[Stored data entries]
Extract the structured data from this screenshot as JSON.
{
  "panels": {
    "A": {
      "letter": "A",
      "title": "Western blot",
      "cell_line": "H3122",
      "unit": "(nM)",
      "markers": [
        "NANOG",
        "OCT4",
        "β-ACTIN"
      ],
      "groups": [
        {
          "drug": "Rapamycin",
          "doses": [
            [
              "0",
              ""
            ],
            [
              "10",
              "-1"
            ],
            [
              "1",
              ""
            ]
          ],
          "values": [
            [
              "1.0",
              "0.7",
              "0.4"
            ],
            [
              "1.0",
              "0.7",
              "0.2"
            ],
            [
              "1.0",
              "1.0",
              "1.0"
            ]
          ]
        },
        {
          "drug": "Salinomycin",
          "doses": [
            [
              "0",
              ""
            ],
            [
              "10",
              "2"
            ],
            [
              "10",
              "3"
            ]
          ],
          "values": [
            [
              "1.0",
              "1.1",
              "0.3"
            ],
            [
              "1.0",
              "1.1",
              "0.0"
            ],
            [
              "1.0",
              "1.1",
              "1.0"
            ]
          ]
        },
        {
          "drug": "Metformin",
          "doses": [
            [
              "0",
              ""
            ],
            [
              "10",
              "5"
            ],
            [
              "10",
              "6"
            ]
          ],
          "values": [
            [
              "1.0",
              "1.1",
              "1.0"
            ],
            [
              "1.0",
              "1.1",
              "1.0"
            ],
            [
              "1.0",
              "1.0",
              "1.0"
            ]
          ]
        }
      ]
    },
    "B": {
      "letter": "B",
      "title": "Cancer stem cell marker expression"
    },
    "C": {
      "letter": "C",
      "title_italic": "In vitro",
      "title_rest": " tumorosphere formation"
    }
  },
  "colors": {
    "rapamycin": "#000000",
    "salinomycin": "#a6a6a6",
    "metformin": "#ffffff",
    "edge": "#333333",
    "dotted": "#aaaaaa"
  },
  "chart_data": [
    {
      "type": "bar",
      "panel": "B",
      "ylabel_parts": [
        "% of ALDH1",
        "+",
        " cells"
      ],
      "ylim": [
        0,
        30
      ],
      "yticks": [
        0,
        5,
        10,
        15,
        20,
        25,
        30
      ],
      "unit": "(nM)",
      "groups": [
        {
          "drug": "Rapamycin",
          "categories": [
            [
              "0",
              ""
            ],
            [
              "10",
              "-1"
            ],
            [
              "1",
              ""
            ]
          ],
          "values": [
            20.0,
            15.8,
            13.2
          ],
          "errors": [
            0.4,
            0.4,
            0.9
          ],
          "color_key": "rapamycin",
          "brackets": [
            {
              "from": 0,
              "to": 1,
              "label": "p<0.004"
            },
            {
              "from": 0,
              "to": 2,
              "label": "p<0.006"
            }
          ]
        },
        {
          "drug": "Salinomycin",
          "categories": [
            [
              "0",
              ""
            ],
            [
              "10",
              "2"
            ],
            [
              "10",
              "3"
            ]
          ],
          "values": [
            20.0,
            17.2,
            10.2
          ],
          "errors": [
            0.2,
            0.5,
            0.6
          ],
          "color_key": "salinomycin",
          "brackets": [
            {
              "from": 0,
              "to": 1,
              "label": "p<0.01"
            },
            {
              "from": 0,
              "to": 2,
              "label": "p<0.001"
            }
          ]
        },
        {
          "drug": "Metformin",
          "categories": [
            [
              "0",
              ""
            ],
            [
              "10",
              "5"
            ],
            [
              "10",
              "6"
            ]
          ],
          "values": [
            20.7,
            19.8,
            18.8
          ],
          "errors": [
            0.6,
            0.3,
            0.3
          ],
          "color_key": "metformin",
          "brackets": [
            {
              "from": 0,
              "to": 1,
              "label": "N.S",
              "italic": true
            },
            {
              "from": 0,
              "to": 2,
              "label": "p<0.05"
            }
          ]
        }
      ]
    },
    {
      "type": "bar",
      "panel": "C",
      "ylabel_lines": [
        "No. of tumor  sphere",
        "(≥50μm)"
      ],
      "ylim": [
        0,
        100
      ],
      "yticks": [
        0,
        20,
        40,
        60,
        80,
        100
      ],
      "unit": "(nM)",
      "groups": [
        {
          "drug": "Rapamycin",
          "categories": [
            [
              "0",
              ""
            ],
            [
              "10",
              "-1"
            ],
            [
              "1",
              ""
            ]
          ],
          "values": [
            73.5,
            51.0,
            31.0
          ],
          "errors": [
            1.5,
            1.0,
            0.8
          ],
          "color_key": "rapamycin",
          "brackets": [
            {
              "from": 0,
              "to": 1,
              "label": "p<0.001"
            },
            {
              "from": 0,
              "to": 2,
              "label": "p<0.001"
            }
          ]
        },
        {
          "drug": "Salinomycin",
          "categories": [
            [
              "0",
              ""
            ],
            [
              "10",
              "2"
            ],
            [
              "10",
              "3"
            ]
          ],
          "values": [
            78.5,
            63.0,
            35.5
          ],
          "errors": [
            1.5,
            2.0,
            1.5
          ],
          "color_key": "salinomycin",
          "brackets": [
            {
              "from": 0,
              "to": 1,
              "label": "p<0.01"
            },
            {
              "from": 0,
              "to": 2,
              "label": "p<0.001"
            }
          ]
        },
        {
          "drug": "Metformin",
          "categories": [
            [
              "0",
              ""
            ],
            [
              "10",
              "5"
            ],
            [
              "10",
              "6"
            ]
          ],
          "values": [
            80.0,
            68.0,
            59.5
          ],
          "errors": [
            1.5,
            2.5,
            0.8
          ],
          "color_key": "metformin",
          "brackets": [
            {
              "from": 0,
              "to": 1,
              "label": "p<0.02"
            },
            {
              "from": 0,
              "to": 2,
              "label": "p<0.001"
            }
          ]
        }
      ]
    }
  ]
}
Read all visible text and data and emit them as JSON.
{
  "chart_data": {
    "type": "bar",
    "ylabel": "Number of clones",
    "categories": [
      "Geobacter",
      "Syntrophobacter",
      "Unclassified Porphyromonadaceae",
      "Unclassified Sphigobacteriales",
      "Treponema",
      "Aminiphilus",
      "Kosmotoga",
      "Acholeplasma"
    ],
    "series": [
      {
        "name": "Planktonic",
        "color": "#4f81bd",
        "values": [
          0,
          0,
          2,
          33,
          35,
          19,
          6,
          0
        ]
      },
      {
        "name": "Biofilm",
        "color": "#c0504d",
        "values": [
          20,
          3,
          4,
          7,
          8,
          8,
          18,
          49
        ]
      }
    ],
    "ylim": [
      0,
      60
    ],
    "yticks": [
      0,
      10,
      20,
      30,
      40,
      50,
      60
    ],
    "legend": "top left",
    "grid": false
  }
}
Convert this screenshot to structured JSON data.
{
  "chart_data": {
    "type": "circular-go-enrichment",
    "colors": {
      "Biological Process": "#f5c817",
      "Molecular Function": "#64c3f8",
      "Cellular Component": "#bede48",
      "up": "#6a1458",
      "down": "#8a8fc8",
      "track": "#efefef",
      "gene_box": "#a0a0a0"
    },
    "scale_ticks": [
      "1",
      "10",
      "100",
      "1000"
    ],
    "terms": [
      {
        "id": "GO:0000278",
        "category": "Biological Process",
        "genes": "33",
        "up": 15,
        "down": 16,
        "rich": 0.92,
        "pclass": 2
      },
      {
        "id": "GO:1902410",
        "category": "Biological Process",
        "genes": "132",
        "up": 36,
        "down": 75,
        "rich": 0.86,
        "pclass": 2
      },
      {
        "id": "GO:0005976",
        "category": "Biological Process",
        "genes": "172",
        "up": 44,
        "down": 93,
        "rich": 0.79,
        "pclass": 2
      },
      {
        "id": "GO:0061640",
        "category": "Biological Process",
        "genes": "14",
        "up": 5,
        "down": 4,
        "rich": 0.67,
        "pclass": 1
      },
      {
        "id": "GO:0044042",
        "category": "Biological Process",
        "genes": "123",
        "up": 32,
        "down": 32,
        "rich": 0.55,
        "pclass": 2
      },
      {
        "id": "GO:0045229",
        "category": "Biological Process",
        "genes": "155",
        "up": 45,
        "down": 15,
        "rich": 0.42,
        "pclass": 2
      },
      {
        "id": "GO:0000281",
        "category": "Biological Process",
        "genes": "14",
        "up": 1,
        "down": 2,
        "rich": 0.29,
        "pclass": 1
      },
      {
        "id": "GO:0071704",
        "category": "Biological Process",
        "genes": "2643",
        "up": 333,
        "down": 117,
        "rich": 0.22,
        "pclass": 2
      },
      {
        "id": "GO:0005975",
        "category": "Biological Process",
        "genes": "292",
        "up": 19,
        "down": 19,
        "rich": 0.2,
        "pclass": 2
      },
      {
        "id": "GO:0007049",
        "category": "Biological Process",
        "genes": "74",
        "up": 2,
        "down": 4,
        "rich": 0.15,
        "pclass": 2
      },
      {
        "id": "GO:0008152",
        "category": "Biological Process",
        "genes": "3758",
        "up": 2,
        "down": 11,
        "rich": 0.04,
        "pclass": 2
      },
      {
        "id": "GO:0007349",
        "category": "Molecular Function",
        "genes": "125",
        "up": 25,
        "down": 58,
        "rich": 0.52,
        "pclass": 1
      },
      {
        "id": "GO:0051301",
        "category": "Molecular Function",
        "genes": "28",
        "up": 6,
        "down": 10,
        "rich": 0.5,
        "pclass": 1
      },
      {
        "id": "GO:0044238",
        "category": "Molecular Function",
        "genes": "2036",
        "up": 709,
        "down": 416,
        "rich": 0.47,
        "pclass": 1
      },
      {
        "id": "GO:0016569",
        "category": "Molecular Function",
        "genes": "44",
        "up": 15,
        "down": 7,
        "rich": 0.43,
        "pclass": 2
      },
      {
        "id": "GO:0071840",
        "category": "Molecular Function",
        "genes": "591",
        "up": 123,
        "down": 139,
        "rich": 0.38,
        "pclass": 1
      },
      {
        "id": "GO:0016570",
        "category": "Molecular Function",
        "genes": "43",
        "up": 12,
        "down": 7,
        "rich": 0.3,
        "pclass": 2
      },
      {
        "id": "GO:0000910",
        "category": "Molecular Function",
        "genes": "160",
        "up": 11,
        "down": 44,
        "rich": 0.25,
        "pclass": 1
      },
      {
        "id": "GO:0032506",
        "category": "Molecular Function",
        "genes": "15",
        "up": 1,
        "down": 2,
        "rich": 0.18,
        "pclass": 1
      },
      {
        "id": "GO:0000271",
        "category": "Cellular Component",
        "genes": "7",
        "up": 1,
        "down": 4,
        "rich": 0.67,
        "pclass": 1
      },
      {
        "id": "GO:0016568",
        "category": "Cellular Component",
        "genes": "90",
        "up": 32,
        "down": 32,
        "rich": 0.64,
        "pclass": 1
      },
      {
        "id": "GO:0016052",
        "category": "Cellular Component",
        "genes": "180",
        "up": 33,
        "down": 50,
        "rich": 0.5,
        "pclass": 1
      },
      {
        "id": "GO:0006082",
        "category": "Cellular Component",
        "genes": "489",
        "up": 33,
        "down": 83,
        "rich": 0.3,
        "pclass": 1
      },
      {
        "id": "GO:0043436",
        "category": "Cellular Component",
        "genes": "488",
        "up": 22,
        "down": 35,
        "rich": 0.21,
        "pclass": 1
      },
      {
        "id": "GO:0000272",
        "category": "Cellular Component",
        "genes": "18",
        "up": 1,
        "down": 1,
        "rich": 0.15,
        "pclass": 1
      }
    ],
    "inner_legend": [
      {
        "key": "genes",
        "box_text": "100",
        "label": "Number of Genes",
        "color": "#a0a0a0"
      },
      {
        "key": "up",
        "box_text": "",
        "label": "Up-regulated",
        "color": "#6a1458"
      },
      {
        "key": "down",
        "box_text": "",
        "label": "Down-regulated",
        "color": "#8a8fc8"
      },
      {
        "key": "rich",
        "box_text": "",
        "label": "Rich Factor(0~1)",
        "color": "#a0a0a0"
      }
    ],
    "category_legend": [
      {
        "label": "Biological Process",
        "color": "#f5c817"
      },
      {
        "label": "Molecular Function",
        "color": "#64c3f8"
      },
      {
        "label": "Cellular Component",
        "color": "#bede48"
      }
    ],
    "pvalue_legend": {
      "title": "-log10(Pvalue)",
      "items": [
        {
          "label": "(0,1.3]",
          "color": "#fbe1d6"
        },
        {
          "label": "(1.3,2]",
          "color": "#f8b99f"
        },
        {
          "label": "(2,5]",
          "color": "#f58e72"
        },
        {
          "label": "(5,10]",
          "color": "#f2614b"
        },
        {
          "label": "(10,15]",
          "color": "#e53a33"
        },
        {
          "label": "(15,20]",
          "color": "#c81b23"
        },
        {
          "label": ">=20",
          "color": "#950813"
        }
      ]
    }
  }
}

## DIRECTIONS
Above are the records; report each line in them that includes the word "Number".

## RESULT FOR THIS TASK
    "ylabel": "Number of clones",
        "label": "Number of Genes",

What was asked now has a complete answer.